What this task involves => Quote the data below in full, minus the images.

Data supplied =>
-- Begin --

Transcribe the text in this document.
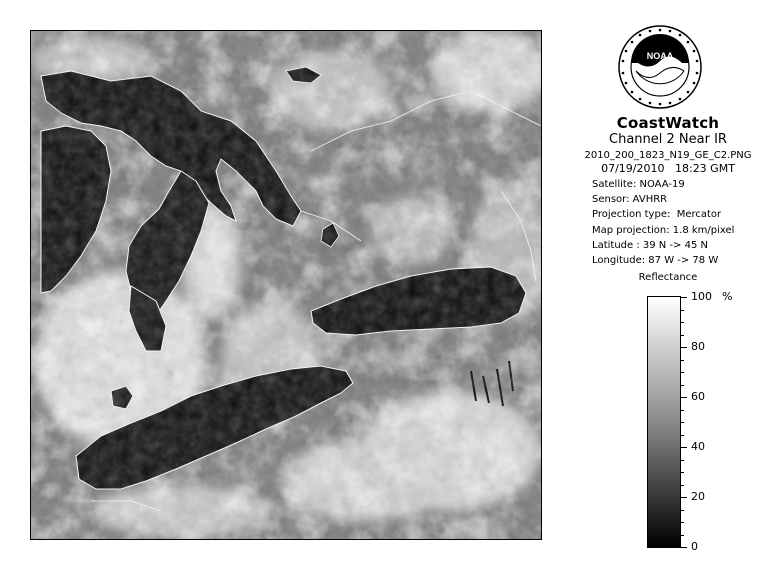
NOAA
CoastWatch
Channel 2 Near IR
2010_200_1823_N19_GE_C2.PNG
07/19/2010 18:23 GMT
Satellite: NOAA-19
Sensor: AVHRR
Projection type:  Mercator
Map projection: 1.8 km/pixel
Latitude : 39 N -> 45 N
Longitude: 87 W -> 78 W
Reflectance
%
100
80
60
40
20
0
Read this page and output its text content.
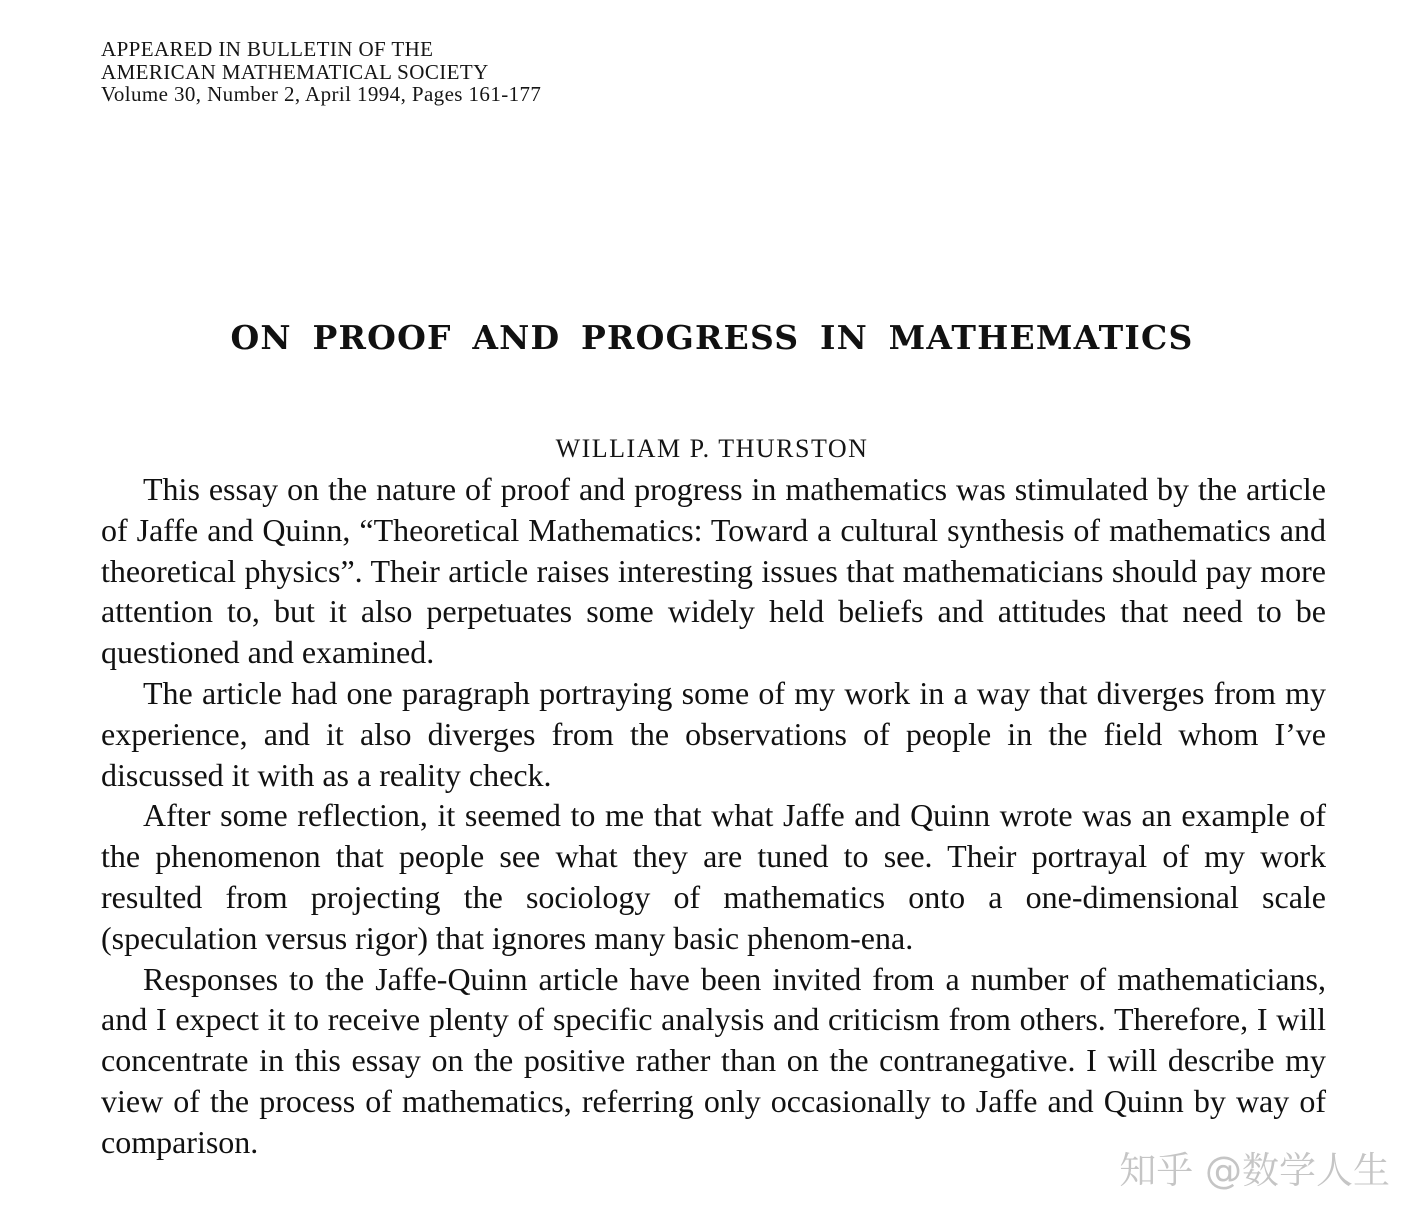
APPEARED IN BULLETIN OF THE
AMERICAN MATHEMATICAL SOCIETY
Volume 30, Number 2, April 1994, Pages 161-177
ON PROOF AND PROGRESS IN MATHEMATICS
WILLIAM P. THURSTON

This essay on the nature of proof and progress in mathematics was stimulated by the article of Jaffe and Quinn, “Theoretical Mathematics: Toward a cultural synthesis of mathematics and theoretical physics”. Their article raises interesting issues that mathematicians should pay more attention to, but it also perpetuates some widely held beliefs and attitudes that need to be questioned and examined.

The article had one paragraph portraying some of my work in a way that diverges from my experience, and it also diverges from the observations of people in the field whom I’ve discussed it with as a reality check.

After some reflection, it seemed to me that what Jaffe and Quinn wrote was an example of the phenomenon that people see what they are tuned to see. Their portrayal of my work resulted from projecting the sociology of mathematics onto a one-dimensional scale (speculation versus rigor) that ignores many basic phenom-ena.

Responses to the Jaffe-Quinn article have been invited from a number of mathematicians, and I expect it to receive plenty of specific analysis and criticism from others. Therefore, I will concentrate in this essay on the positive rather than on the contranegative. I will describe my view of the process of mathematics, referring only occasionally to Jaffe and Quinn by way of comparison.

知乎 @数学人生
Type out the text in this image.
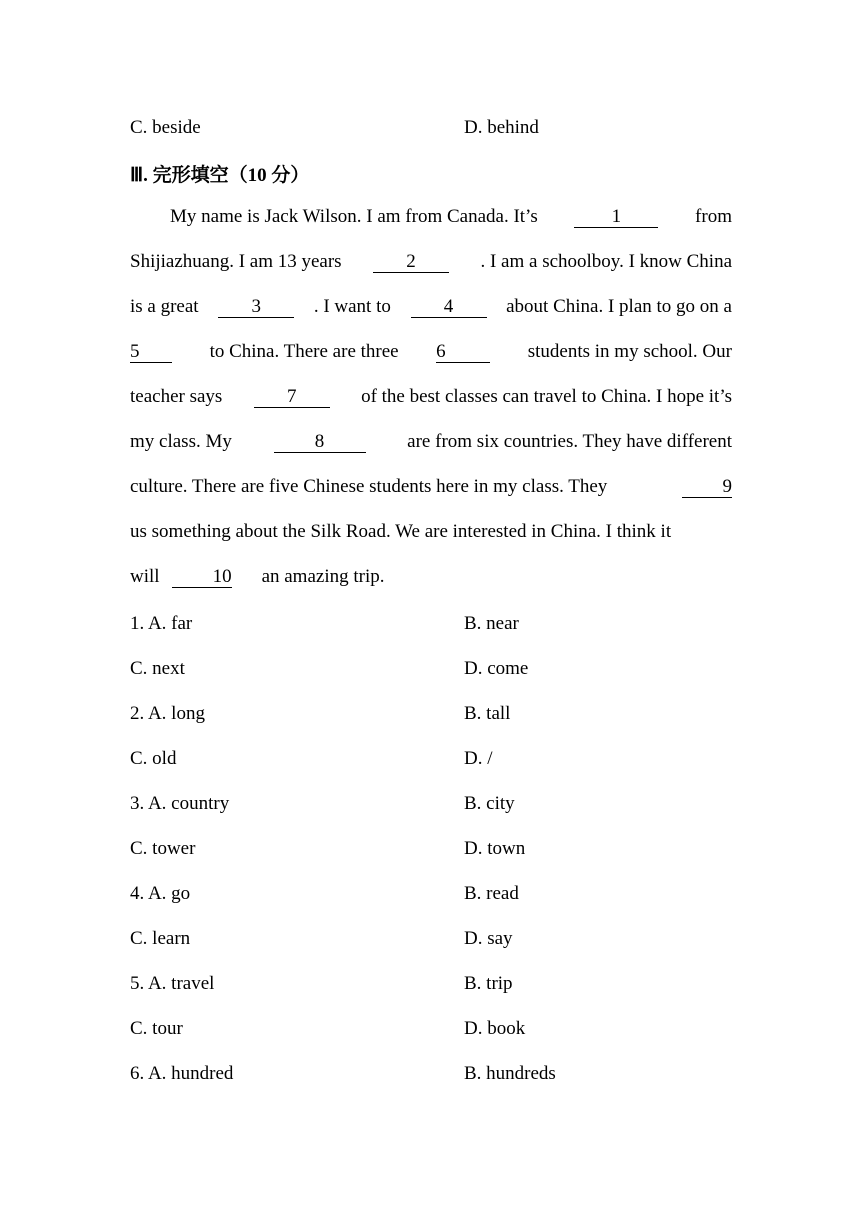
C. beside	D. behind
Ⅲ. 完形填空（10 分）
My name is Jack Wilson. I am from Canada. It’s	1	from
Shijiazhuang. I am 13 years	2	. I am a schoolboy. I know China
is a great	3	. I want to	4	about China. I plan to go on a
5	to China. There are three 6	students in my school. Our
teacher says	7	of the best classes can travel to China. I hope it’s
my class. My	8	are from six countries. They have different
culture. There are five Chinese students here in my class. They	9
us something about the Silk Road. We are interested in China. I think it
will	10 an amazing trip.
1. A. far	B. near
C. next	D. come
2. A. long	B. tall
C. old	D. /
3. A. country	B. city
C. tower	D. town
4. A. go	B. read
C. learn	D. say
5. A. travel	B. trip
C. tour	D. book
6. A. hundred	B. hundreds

-- End --

Expected answer =>
Transcribe the text in this document.
NOAA
CoastWatch
Channel 2 Near IR
2010_200_1823_N19_GE_C2.PNG
07/19/2010 18:23 GMT
Satellite: NOAA-19
Sensor: AVHRR
Projection type:  Mercator
Map projection: 1.8 km/pixel
Latitude : 39 N -> 45 N
Longitude: 87 W -> 78 W
Reflectance
%
100
80
60
40
20
0
Read this page and output its text content.
APPEARED IN BULLETIN OF THE
AMERICAN MATHEMATICAL SOCIETY
Volume 30, Number 2, April 1994, Pages 161-177
ON PROOF AND PROGRESS IN MATHEMATICS
WILLIAM P. THURSTON

This essay on the nature of proof and progress in mathematics was stimulated by the article of Jaffe and Quinn, “Theoretical Mathematics: Toward a cultural synthesis of mathematics and theoretical physics”. Their article raises interesting issues that mathematicians should pay more attention to, but it also perpetuates some widely held beliefs and attitudes that need to be questioned and examined.

The article had one paragraph portraying some of my work in a way that diverges from my experience, and it also diverges from the observations of people in the field whom I’ve discussed it with as a reality check.

After some reflection, it seemed to me that what Jaffe and Quinn wrote was an example of the phenomenon that people see what they are tuned to see. Their portrayal of my work resulted from projecting the sociology of mathematics onto a one-dimensional scale (speculation versus rigor) that ignores many basic phenom-ena.

Responses to the Jaffe-Quinn article have been invited from a number of mathematicians, and I expect it to receive plenty of specific analysis and criticism from others. Therefore, I will concentrate in this essay on the positive rather than on the contranegative. I will describe my view of the process of mathematics, referring only occasionally to Jaffe and Quinn by way of comparison.

知乎 @数学人生
Type out the text in this image.
C. beside	D. behind
Ⅲ. 完形填空（10 分）
My name is Jack Wilson. I am from Canada. It’s	1	from
Shijiazhuang. I am 13 years	2	. I am a schoolboy. I know China
is a great	3	. I want to	4	about China. I plan to go on a
5	to China. There are three 6	students in my school. Our
teacher says	7	of the best classes can travel to China. I hope it’s
my class. My	8	are from six countries. They have different
culture. There are five Chinese students here in my class. They	9
us something about the Silk Road. We are interested in China. I think it
will	10 an amazing trip.
1. A. far	B. near
C. next	D. come
2. A. long	B. tall
C. old	D. /
3. A. country	B. city
C. tower	D. town
4. A. go	B. read
C. learn	D. say
5. A. travel	B. trip
C. tour	D. book
6. A. hundred	B. hundreds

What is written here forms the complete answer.